Objective » Return every record below exactly as written, but leave out the pictures.

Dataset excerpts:
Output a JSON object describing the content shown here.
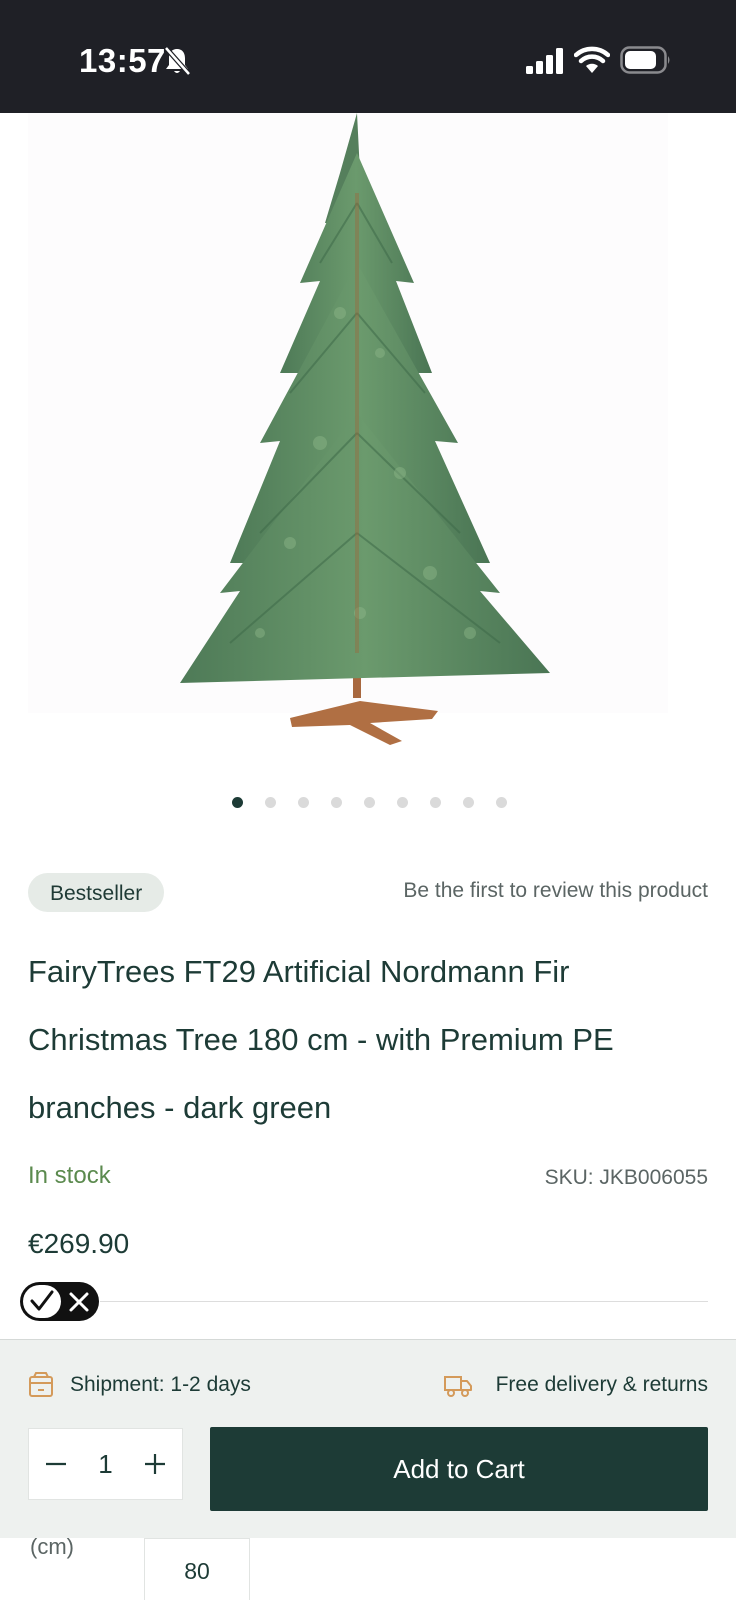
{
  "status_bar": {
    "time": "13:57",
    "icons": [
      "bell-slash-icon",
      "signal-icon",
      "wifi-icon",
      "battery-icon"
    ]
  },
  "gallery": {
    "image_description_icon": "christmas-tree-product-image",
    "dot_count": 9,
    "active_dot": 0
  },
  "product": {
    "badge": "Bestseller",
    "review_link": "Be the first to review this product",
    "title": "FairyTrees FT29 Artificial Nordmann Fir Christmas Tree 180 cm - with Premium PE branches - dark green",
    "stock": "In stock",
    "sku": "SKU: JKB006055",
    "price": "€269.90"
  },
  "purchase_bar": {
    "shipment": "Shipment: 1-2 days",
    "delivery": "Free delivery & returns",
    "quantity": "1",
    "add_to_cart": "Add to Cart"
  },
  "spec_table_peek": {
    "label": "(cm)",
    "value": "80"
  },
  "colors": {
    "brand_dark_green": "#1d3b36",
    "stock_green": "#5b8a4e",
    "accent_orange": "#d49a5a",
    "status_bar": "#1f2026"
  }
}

Response to the task »
Output a JSON object describing the content shown here.
{
  "status_bar": {
    "time": "13:57",
    "icons": [
      "bell-slash-icon",
      "signal-icon",
      "wifi-icon",
      "battery-icon"
    ]
  },
  "gallery": {
    "image_description_icon": "christmas-tree-product-image",
    "dot_count": 9,
    "active_dot": 0
  },
  "product": {
    "badge": "Bestseller",
    "review_link": "Be the first to review this product",
    "title": "FairyTrees FT29 Artificial Nordmann Fir Christmas Tree 180 cm - with Premium PE branches - dark green",
    "stock": "In stock",
    "sku": "SKU: JKB006055",
    "price": "€269.90"
  },
  "purchase_bar": {
    "shipment": "Shipment: 1-2 days",
    "delivery": "Free delivery & returns",
    "quantity": "1",
    "add_to_cart": "Add to Cart"
  },
  "spec_table_peek": {
    "label": "(cm)",
    "value": "80"
  },
  "colors": {
    "brand_dark_green": "#1d3b36",
    "stock_green": "#5b8a4e",
    "accent_orange": "#d49a5a",
    "status_bar": "#1f2026"
  }
}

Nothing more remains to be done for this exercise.